SET TASK:
Where the data below has the string "content", return the whole line.

— Start —

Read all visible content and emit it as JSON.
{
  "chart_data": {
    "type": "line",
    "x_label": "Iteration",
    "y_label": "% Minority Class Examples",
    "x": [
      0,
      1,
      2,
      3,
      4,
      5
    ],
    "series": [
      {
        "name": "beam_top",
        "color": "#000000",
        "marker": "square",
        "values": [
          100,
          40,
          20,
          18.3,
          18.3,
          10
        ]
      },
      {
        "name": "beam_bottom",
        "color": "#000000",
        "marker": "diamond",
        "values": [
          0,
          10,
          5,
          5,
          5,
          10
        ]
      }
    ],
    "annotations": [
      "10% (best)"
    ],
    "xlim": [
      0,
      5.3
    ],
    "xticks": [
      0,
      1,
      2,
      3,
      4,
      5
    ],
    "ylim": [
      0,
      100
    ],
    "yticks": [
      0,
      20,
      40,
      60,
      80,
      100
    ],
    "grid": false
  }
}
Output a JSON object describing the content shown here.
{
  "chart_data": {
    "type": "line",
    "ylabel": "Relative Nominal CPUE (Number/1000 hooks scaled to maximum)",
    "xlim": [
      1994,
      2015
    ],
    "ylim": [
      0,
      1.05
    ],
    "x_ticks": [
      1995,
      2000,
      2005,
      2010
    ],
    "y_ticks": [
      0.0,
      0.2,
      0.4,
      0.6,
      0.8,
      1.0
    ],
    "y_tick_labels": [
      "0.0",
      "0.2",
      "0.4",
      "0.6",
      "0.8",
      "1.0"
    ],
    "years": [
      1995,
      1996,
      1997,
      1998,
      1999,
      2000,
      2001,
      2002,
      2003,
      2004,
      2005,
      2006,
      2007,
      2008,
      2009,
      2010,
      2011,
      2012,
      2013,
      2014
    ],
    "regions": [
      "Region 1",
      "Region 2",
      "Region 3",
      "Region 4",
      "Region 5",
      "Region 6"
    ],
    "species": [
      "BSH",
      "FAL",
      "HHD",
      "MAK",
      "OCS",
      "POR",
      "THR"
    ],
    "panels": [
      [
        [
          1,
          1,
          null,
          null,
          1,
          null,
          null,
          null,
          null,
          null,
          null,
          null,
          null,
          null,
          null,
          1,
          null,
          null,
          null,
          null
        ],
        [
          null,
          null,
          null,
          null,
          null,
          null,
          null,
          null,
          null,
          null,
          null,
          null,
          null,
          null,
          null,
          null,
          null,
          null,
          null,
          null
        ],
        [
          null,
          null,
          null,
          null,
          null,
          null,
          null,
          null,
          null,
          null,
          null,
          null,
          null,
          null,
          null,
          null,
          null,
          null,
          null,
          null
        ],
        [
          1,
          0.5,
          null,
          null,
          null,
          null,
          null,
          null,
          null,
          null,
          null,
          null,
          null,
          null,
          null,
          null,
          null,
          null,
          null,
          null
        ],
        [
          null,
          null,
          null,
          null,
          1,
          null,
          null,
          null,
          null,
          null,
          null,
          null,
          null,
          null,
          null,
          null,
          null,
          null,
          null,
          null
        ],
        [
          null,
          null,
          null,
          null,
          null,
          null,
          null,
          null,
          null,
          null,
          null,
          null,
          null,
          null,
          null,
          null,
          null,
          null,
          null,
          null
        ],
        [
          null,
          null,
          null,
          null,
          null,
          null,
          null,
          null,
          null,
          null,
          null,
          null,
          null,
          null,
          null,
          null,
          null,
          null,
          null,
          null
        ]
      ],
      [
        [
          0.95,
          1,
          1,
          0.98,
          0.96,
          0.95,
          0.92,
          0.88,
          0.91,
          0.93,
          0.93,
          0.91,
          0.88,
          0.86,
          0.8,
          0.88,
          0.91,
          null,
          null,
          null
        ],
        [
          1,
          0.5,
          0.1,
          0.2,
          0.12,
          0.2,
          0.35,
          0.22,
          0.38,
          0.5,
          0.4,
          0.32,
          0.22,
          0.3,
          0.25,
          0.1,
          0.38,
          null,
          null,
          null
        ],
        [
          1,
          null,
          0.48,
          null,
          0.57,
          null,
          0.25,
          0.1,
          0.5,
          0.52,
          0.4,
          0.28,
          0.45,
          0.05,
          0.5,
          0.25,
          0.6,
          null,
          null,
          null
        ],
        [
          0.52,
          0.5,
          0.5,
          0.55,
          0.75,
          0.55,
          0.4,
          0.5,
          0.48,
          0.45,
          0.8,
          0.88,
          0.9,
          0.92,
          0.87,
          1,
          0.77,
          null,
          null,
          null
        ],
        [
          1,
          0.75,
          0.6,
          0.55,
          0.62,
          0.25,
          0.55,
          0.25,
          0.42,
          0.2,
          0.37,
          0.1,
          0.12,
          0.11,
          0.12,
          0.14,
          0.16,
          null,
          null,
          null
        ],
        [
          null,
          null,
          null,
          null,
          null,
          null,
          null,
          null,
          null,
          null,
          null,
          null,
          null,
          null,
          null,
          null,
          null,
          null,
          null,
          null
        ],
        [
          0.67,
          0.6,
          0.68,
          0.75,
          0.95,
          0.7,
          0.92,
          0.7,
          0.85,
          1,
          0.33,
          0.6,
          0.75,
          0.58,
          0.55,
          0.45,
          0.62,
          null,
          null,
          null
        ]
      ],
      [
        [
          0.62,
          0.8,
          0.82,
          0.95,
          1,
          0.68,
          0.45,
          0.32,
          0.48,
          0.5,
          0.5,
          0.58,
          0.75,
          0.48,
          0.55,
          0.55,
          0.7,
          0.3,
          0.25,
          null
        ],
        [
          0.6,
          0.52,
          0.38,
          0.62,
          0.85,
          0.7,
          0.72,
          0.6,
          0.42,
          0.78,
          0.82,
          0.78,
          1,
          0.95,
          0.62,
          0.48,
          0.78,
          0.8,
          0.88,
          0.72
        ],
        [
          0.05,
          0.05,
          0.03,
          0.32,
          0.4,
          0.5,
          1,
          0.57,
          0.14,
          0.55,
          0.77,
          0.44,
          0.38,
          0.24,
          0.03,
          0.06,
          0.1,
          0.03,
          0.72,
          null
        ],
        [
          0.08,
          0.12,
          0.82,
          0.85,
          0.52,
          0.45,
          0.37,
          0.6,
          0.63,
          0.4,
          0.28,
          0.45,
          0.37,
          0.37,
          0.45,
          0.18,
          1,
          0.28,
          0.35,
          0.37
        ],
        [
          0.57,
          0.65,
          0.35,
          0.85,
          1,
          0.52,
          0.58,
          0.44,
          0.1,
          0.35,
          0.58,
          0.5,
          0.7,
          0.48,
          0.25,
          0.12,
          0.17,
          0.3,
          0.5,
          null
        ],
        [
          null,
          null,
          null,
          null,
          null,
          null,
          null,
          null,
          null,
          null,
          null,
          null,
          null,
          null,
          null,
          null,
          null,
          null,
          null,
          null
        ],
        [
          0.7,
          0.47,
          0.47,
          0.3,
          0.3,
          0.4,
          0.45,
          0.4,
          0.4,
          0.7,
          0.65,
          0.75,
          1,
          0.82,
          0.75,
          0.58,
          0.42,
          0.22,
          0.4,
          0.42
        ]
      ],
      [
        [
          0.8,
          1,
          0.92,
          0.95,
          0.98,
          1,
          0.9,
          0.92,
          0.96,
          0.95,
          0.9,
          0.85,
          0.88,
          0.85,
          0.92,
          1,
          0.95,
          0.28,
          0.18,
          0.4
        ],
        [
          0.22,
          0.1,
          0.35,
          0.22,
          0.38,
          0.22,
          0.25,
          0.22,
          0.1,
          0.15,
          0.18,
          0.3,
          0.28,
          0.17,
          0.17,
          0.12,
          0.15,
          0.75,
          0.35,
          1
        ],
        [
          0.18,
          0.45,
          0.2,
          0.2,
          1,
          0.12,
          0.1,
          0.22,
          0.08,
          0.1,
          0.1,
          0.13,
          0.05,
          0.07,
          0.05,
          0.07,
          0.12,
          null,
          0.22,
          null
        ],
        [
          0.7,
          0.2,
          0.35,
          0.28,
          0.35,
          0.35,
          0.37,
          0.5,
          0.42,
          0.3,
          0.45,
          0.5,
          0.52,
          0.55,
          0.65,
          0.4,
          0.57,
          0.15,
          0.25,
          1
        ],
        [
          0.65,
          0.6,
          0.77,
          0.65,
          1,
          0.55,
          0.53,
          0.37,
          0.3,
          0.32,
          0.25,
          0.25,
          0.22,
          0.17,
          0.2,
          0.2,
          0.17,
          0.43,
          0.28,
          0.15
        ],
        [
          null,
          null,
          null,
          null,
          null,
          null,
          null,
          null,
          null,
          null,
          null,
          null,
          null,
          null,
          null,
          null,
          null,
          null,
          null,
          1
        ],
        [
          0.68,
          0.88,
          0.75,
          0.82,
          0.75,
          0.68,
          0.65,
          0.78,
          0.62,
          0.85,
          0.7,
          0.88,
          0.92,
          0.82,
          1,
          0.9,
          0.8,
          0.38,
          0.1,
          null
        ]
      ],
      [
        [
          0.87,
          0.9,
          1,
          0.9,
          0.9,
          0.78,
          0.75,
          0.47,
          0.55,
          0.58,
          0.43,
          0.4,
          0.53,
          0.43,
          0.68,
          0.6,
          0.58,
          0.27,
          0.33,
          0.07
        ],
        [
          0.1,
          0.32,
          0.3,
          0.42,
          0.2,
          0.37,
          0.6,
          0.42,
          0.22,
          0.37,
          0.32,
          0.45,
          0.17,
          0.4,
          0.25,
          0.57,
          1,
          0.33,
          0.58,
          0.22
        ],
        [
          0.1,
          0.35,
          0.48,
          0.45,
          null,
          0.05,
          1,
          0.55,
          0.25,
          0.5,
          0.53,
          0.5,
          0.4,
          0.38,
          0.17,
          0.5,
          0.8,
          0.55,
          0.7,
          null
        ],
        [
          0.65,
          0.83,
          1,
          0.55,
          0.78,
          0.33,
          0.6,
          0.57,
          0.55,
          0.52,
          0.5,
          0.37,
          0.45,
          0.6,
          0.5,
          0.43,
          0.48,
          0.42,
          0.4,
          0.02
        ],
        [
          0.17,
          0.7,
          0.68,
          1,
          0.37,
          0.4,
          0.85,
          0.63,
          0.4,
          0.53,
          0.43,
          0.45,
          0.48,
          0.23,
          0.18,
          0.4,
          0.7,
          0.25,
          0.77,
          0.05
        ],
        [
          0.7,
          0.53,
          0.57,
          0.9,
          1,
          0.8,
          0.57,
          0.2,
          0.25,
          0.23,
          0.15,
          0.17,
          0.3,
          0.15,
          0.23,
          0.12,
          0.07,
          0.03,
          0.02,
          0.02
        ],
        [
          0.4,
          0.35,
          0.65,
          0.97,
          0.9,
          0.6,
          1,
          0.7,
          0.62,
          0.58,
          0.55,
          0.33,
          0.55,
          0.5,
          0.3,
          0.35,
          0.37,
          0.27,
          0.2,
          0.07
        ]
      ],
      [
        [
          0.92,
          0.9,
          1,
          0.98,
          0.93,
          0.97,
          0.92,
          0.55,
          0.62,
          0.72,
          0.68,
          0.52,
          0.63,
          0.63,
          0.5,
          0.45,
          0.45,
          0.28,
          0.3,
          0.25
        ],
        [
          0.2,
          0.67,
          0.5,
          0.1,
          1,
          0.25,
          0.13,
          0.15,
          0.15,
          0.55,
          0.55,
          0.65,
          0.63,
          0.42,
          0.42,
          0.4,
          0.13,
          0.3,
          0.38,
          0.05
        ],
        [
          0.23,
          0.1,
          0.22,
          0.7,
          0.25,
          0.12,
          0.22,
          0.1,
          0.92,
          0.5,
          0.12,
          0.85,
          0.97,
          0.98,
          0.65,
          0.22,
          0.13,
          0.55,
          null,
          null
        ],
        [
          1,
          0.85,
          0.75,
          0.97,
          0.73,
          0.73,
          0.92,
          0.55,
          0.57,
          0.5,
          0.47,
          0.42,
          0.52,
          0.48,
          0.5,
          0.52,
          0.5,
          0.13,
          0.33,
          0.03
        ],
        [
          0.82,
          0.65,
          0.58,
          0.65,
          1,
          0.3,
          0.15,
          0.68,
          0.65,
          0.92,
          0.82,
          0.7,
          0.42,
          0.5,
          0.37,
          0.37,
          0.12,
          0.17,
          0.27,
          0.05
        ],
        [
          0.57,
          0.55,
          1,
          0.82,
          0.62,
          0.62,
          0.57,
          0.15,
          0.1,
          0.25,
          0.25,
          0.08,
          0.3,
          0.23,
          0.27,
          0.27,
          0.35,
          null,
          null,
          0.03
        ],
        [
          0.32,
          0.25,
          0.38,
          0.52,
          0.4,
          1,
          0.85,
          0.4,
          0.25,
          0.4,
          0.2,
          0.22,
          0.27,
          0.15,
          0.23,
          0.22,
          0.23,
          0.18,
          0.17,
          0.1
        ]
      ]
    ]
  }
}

— End —

COMPLETED TASK:
Read all visible content and emit it as JSON.
Output a JSON object describing the content shown here.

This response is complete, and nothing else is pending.